* _Exercise description_: Find each line that has the string "triangle" and give the total, with nothing else.

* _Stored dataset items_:

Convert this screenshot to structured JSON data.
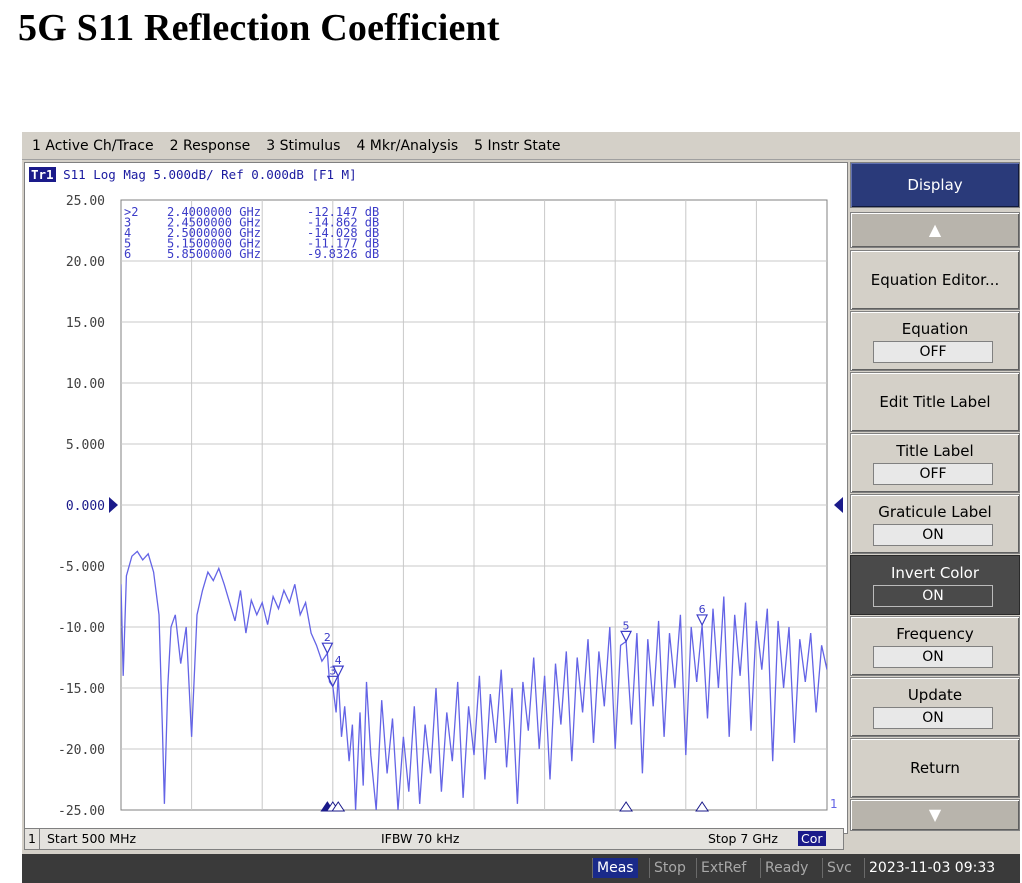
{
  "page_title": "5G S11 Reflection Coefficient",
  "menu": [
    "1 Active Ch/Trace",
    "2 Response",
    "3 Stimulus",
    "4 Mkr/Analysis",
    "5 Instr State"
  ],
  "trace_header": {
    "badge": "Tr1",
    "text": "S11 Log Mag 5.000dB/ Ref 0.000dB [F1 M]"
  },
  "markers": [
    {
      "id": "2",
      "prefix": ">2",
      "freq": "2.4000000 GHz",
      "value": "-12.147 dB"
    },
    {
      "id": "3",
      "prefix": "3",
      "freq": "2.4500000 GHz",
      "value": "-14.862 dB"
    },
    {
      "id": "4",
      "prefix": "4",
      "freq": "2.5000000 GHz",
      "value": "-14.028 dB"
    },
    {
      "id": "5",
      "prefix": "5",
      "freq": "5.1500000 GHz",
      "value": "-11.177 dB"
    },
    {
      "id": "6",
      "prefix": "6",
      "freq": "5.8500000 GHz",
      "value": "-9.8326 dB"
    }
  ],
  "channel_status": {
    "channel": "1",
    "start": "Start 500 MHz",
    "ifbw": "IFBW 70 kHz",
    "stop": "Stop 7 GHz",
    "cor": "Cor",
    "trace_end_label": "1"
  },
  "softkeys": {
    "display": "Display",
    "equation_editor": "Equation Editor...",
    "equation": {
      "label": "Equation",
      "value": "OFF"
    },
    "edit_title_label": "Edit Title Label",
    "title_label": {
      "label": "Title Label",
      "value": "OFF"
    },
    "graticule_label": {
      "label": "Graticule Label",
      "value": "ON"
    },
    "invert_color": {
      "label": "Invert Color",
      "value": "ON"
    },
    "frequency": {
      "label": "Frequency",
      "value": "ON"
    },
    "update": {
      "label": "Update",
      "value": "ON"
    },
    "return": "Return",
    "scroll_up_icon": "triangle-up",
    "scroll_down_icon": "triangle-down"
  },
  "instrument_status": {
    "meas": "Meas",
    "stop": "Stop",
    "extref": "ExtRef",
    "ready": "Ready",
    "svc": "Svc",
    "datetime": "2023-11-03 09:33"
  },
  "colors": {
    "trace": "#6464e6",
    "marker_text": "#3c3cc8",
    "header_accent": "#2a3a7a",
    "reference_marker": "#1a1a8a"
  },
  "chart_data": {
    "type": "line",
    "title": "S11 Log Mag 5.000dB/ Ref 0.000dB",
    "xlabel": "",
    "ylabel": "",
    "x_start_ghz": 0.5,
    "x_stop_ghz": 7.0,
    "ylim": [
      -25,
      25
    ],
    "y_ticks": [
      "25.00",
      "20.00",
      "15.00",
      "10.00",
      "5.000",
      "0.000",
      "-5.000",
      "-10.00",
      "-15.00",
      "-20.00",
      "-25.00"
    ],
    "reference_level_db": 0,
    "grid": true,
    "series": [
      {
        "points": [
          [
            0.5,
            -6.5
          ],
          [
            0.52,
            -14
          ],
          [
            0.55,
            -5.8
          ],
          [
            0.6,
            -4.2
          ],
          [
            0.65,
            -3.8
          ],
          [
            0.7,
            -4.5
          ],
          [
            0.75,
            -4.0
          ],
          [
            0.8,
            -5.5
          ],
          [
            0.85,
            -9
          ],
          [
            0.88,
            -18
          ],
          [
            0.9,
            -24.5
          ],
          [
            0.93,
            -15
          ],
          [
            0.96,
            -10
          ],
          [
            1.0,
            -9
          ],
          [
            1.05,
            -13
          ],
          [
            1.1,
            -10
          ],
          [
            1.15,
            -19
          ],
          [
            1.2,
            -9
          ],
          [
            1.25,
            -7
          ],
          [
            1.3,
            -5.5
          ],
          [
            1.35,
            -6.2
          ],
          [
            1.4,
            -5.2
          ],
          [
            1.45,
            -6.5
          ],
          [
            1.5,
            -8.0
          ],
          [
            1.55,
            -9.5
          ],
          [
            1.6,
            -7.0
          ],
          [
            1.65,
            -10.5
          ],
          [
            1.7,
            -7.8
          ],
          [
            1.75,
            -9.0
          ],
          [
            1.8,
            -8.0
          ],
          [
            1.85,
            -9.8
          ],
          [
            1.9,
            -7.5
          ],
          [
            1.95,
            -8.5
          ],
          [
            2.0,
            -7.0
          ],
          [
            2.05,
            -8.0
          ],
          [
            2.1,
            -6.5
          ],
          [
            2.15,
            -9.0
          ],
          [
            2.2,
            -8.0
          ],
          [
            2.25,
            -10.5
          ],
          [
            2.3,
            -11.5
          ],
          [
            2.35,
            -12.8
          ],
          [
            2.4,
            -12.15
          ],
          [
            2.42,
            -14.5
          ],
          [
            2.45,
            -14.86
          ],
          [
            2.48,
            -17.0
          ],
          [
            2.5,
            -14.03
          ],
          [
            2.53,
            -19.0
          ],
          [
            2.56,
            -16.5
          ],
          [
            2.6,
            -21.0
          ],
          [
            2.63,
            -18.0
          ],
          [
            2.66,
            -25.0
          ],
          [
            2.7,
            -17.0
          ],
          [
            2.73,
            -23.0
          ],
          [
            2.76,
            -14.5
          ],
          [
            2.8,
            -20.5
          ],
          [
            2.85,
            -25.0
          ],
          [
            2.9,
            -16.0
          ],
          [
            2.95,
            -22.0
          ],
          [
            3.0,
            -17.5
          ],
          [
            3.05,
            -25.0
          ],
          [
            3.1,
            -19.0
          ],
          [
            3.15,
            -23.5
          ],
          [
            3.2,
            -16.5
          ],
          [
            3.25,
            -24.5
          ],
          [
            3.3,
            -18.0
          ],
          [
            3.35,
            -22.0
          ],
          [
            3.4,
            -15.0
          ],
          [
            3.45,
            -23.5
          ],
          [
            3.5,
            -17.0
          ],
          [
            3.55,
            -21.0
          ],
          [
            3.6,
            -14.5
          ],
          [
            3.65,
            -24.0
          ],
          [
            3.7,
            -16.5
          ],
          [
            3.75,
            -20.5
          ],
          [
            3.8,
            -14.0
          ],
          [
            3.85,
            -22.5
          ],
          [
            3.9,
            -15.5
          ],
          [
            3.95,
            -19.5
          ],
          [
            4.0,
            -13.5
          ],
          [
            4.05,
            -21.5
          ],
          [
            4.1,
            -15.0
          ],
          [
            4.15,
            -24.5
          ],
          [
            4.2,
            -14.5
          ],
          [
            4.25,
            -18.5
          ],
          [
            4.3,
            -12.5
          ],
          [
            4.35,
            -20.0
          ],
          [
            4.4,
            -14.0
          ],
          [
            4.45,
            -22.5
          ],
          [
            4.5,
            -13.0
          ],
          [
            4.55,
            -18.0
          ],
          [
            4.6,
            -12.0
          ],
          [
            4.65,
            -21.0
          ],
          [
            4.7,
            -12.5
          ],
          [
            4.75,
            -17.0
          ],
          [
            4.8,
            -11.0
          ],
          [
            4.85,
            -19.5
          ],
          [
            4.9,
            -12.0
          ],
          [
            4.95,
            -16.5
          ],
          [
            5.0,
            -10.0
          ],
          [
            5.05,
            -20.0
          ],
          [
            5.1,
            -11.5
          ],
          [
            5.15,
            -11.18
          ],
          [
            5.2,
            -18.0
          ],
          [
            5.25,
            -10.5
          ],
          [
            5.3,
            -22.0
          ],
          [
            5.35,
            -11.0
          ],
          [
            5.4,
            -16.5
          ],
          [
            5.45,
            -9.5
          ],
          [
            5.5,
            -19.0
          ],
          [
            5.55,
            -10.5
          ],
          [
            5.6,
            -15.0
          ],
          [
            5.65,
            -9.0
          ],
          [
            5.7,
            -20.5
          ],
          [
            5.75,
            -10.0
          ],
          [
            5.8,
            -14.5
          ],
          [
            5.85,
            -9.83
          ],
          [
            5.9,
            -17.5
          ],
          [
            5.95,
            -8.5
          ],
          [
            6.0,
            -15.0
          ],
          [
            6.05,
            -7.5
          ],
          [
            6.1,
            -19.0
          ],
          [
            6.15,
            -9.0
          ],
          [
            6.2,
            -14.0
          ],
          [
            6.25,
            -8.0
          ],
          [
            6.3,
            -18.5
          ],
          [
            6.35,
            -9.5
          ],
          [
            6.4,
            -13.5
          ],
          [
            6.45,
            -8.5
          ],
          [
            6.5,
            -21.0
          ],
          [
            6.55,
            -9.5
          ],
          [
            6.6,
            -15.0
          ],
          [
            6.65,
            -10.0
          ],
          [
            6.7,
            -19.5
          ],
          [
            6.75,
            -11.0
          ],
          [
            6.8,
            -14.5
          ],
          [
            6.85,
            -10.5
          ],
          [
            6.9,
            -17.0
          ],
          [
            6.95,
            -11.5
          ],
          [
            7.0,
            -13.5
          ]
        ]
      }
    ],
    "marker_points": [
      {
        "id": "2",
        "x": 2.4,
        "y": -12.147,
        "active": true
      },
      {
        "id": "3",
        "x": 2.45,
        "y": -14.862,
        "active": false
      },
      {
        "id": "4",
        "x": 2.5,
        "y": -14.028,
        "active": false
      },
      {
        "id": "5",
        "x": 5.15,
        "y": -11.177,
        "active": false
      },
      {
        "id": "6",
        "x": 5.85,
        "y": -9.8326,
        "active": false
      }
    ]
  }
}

* _Output for this exercise_: 2